Collected data entries
********************

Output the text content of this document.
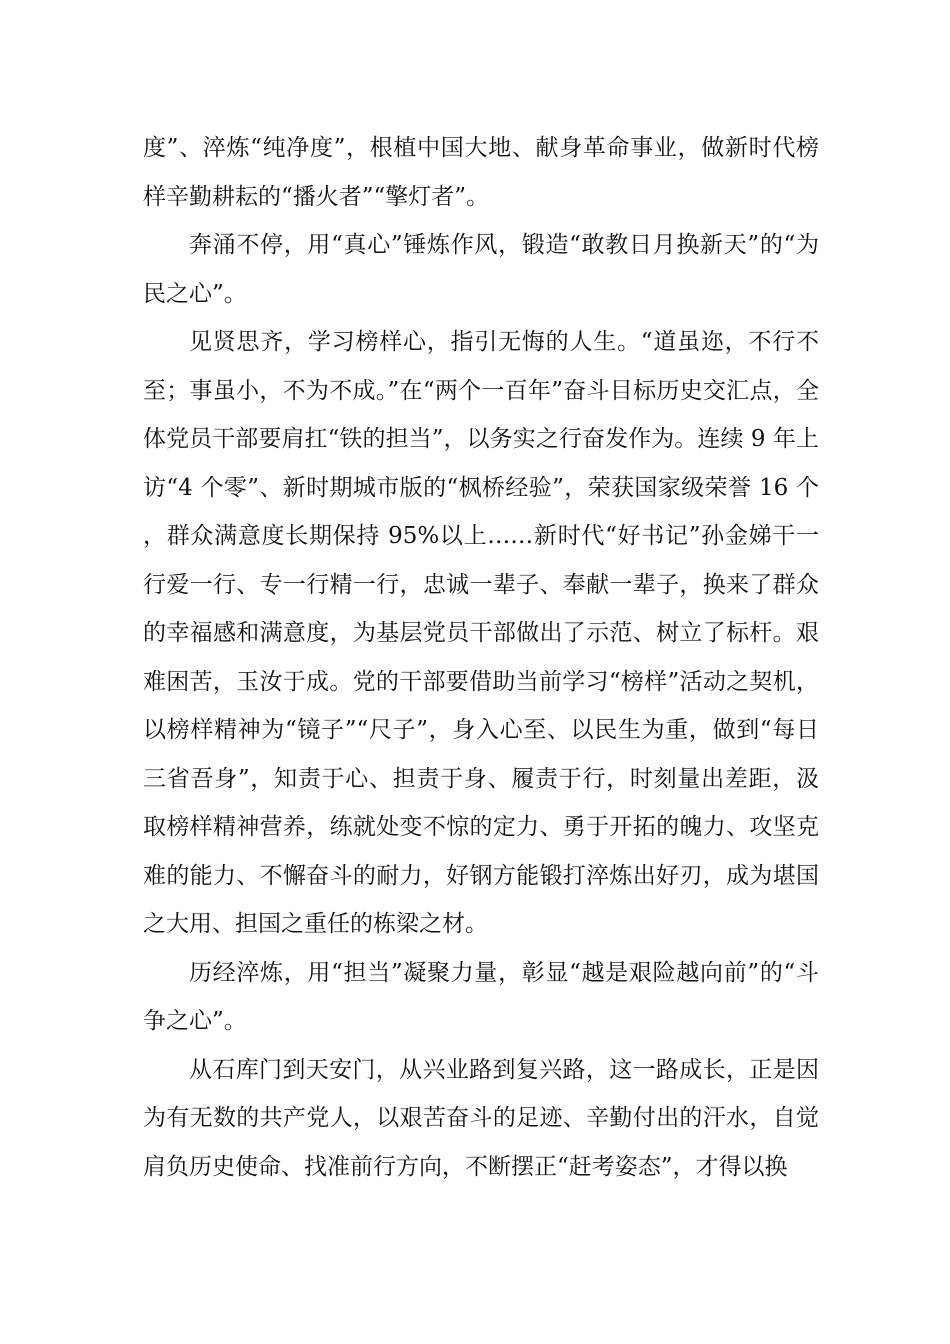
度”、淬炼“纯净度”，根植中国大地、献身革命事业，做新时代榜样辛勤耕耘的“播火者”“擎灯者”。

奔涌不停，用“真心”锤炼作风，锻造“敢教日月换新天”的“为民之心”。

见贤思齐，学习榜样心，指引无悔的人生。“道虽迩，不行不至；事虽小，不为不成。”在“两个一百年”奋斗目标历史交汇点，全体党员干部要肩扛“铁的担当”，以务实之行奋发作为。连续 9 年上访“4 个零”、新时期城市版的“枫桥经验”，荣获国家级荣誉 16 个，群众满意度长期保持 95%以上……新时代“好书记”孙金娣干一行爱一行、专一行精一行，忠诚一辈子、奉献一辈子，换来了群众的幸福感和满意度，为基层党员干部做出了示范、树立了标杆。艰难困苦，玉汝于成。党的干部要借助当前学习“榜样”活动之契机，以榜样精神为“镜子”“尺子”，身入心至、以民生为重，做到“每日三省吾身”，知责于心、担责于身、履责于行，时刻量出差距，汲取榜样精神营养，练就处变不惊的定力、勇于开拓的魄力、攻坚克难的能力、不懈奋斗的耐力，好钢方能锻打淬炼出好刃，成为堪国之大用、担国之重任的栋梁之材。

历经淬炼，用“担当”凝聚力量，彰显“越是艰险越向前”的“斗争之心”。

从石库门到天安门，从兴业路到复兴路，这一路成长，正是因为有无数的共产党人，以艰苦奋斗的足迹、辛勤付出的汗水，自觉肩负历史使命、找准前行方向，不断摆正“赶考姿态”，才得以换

********************

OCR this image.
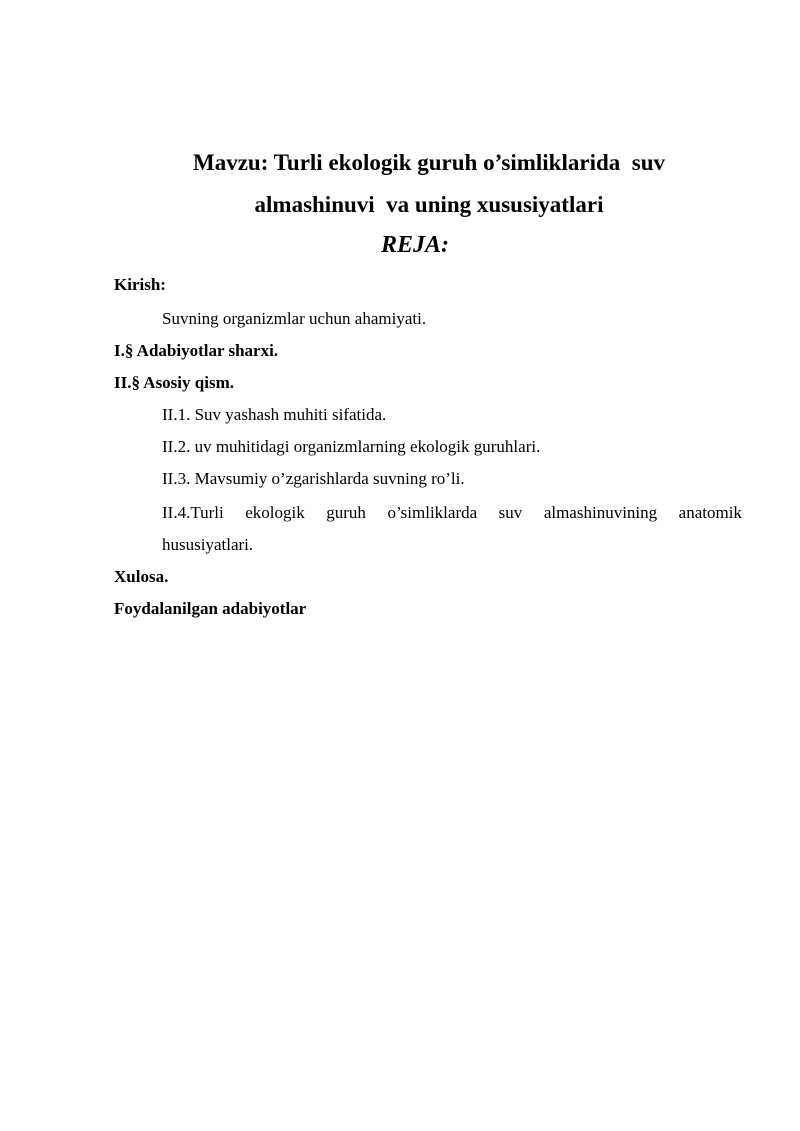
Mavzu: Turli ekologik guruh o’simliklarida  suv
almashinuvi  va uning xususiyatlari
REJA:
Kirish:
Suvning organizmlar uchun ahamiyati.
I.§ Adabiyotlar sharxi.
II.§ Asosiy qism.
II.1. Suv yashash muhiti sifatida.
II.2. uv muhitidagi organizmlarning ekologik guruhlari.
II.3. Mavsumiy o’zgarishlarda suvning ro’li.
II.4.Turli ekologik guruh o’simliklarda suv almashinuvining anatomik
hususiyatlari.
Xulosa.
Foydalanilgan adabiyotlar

********************

■ **TASK TO CARRY OUT**: From the material above, gather all lines that include the string "ekologik" and copy them.

■ **RESULT OF THE EXERCISE**:
Mavzu: Turli ekologik guruh o’simliklarida  suv
II.2. uv muhitidagi organizmlarning ekologik guruhlari.
II.4.Turli ekologik guruh o’simliklarda suv almashinuvining anatomik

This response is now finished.